REQUIREMENTS -> Comb the records below for the string "n百万円" and copy each line where it turns up.

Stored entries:
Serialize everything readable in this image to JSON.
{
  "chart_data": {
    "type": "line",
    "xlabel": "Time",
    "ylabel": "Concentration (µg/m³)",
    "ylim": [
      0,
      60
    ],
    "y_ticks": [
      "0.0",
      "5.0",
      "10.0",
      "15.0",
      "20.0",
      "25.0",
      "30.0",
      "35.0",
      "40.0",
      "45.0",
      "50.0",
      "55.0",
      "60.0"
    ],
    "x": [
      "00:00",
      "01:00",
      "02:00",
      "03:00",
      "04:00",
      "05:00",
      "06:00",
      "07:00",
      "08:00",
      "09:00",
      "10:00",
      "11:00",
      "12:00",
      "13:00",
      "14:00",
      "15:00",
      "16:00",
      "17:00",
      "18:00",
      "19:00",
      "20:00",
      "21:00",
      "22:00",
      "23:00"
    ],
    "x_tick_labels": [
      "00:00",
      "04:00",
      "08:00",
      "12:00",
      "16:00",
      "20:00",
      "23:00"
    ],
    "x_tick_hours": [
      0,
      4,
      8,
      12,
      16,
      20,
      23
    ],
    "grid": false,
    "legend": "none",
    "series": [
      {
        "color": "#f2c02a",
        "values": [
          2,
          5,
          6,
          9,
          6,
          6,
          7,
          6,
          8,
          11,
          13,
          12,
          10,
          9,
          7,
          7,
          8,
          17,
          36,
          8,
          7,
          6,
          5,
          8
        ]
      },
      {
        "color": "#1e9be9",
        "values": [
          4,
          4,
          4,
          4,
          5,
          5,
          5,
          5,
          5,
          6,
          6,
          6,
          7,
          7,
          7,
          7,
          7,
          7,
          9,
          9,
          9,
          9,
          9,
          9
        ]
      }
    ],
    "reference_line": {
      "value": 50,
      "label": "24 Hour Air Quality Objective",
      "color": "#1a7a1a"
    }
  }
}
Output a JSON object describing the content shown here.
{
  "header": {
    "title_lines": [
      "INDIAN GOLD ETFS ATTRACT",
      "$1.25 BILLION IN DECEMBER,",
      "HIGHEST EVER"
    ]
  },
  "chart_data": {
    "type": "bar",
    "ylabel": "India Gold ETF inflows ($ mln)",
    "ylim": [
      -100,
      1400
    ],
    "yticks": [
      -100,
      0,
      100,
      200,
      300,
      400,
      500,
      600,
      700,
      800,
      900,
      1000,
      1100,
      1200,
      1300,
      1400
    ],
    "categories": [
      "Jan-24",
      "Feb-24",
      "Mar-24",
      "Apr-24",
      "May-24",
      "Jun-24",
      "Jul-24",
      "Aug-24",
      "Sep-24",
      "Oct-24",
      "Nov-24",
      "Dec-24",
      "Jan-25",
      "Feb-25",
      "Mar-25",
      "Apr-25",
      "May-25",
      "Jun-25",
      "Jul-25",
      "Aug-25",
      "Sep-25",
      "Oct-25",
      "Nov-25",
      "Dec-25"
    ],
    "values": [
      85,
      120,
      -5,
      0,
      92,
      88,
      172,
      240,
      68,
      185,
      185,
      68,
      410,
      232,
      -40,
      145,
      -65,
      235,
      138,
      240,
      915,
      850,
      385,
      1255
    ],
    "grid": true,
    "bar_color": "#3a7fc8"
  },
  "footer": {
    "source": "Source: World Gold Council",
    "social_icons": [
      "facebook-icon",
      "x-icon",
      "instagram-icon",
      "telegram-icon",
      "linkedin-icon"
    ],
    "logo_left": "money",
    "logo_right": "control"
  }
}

==

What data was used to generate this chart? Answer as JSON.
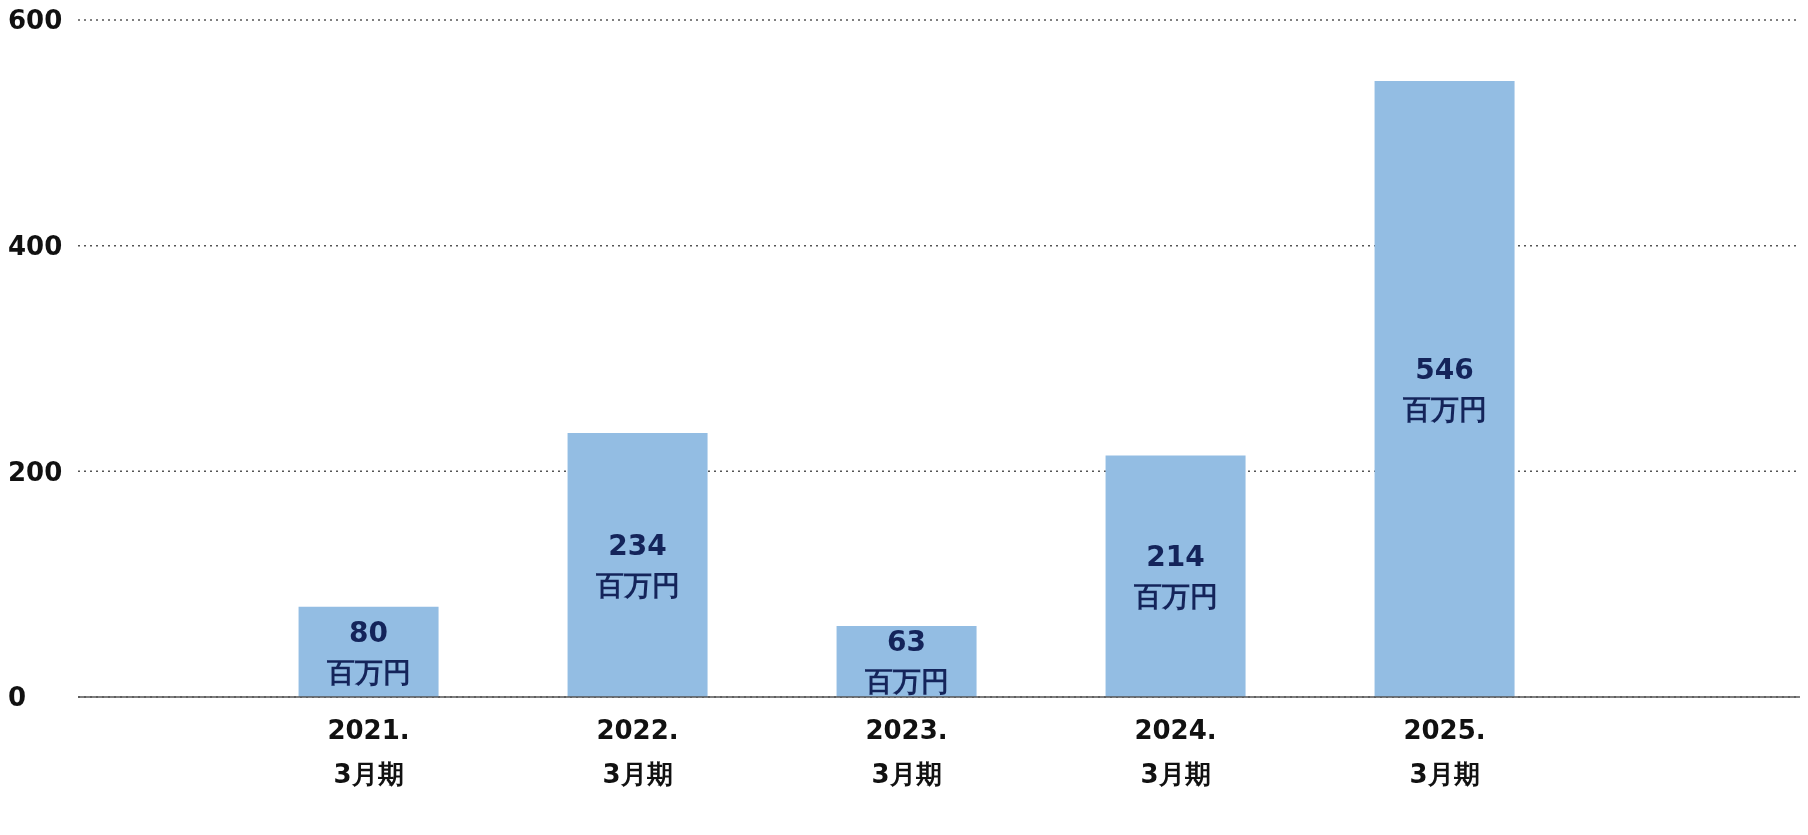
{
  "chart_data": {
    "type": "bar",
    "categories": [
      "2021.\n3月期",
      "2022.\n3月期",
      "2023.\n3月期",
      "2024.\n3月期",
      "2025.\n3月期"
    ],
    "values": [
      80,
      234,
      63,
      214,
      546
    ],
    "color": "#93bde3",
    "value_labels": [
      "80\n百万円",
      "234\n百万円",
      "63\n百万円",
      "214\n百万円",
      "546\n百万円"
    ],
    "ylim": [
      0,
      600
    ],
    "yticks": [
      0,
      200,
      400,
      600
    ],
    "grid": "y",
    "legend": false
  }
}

...

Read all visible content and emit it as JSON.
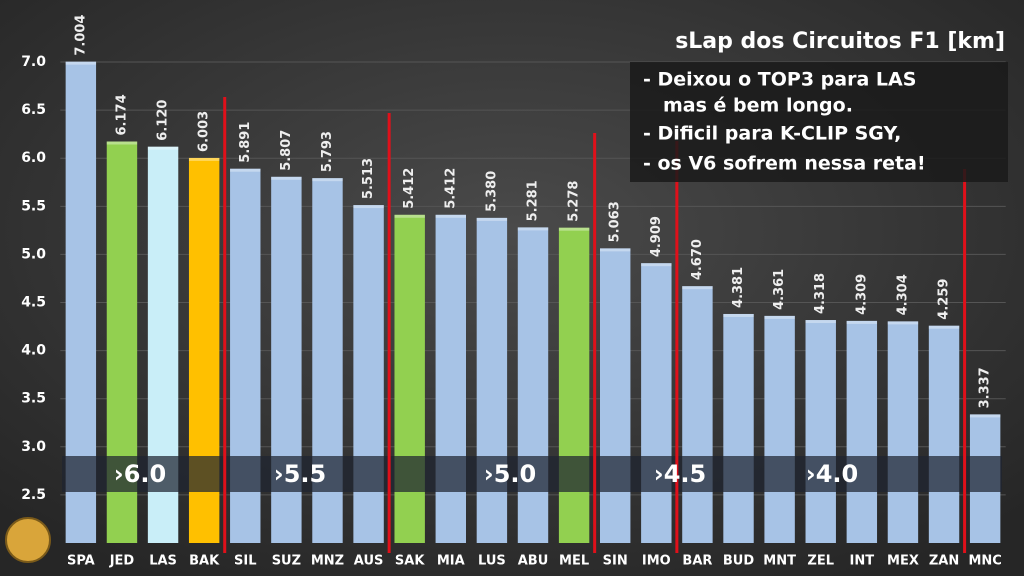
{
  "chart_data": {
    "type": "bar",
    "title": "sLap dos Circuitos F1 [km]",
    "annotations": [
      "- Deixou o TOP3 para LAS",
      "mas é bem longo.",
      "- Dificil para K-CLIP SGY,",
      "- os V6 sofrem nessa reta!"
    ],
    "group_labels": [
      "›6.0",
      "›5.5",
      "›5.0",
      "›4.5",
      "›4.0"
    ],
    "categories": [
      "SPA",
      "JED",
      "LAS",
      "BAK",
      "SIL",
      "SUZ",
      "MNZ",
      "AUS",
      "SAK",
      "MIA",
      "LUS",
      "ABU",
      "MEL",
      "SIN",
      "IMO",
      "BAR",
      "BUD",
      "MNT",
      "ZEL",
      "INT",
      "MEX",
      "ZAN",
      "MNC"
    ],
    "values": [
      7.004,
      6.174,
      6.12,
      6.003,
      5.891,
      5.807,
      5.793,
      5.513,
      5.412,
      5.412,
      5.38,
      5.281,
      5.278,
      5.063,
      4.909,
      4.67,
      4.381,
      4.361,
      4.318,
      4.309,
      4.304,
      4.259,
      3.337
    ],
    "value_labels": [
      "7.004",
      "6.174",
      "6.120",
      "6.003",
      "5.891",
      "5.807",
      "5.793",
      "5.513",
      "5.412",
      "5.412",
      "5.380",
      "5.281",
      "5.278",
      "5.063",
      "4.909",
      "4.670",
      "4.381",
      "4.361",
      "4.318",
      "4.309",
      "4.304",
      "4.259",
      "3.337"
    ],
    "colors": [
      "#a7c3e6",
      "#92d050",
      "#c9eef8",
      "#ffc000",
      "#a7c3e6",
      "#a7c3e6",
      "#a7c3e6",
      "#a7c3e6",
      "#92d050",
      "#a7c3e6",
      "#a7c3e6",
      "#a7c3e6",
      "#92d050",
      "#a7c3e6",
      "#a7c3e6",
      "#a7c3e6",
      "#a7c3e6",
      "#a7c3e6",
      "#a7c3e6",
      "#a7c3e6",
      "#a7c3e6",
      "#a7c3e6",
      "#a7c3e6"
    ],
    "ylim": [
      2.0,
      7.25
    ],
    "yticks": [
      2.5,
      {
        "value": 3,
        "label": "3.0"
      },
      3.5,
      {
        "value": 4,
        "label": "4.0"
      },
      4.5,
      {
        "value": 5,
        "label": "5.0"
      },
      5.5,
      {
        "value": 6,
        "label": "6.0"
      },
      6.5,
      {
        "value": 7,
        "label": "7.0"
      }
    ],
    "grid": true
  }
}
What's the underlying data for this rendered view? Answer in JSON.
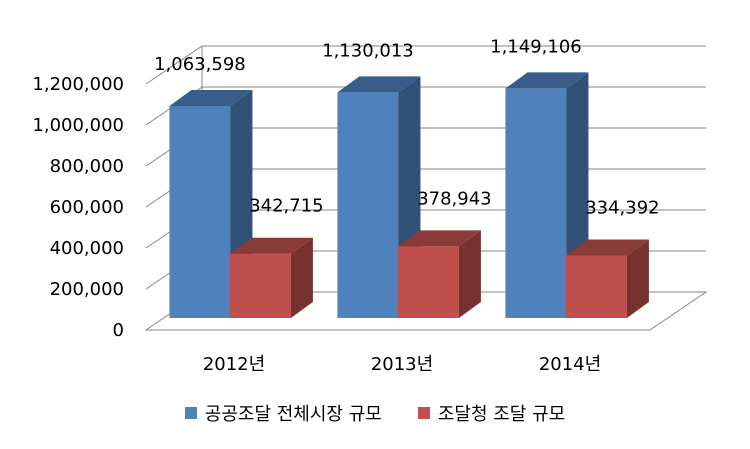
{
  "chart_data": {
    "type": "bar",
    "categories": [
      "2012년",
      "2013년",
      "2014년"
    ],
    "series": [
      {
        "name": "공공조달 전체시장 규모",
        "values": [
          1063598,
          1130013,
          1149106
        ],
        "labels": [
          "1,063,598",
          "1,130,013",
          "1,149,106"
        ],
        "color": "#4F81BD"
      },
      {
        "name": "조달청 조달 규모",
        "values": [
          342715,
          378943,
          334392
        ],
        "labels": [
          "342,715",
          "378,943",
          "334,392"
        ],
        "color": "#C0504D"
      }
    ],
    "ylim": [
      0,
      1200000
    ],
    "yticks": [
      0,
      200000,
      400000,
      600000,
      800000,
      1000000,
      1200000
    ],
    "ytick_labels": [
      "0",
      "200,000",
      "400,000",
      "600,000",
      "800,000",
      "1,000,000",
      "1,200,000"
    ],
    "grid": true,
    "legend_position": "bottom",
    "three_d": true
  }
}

EXERCISE SOLUTION ->
      "80\n百万円",
      "234\n百万円",
      "63\n百万円",
      "214\n百万円",
      "546\n百万円"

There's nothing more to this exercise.